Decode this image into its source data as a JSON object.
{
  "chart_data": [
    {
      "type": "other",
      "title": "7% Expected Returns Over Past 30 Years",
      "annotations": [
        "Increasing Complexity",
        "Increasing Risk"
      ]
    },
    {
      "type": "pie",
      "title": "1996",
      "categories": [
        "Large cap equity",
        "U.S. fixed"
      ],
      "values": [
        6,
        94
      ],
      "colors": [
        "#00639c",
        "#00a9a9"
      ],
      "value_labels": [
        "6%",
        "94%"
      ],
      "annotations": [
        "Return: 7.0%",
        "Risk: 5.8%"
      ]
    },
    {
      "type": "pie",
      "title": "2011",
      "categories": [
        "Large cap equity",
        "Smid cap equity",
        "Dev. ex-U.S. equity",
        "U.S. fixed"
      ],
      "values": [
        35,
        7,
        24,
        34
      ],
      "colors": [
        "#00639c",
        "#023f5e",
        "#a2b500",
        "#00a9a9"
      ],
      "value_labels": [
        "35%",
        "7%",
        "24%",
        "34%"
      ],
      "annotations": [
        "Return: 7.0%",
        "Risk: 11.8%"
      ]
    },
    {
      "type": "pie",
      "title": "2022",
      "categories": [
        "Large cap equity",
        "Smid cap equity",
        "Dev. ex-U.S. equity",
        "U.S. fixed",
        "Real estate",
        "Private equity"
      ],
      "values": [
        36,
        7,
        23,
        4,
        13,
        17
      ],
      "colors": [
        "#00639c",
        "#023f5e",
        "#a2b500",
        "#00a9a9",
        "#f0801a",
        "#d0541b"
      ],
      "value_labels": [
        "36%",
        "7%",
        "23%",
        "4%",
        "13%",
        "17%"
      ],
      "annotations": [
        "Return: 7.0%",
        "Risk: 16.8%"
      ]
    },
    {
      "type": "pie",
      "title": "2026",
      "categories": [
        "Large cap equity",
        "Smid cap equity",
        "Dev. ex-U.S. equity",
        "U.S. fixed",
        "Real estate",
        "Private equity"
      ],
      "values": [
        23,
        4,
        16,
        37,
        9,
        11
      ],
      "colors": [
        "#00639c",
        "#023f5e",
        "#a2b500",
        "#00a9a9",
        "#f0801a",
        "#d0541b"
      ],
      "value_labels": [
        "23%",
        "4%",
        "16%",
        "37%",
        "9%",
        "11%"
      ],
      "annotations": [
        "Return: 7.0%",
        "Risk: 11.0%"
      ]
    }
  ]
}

EXERCISE DIRECTIONS :: Write down every line of the data exactly as it appears above.

WRITTEN RESPONSE ::
Decode this image into its source data as a JSON object.
{
  "chart_data": [
    {
      "type": "other",
      "title": "7% Expected Returns Over Past 30 Years",
      "annotations": [
        "Increasing Complexity",
        "Increasing Risk"
      ]
    },
    {
      "type": "pie",
      "title": "1996",
      "categories": [
        "Large cap equity",
        "U.S. fixed"
      ],
      "values": [
        6,
        94
      ],
      "colors": [
        "#00639c",
        "#00a9a9"
      ],
      "value_labels": [
        "6%",
        "94%"
      ],
      "annotations": [
        "Return: 7.0%",
        "Risk: 5.8%"
      ]
    },
    {
      "type": "pie",
      "title": "2011",
      "categories": [
        "Large cap equity",
        "Smid cap equity",
        "Dev. ex-U.S. equity",
        "U.S. fixed"
      ],
      "values": [
        35,
        7,
        24,
        34
      ],
      "colors": [
        "#00639c",
        "#023f5e",
        "#a2b500",
        "#00a9a9"
      ],
      "value_labels": [
        "35%",
        "7%",
        "24%",
        "34%"
      ],
      "annotations": [
        "Return: 7.0%",
        "Risk: 11.8%"
      ]
    },
    {
      "type": "pie",
      "title": "2022",
      "categories": [
        "Large cap equity",
        "Smid cap equity",
        "Dev. ex-U.S. equity",
        "U.S. fixed",
        "Real estate",
        "Private equity"
      ],
      "values": [
        36,
        7,
        23,
        4,
        13,
        17
      ],
      "colors": [
        "#00639c",
        "#023f5e",
        "#a2b500",
        "#00a9a9",
        "#f0801a",
        "#d0541b"
      ],
      "value_labels": [
        "36%",
        "7%",
        "23%",
        "4%",
        "13%",
        "17%"
      ],
      "annotations": [
        "Return: 7.0%",
        "Risk: 16.8%"
      ]
    },
    {
      "type": "pie",
      "title": "2026",
      "categories": [
        "Large cap equity",
        "Smid cap equity",
        "Dev. ex-U.S. equity",
        "U.S. fixed",
        "Real estate",
        "Private equity"
      ],
      "values": [
        23,
        4,
        16,
        37,
        9,
        11
      ],
      "colors": [
        "#00639c",
        "#023f5e",
        "#a2b500",
        "#00a9a9",
        "#f0801a",
        "#d0541b"
      ],
      "value_labels": [
        "23%",
        "4%",
        "16%",
        "37%",
        "9%",
        "11%"
      ],
      "annotations": [
        "Return: 7.0%",
        "Risk: 11.0%"
      ]
    }
  ]
}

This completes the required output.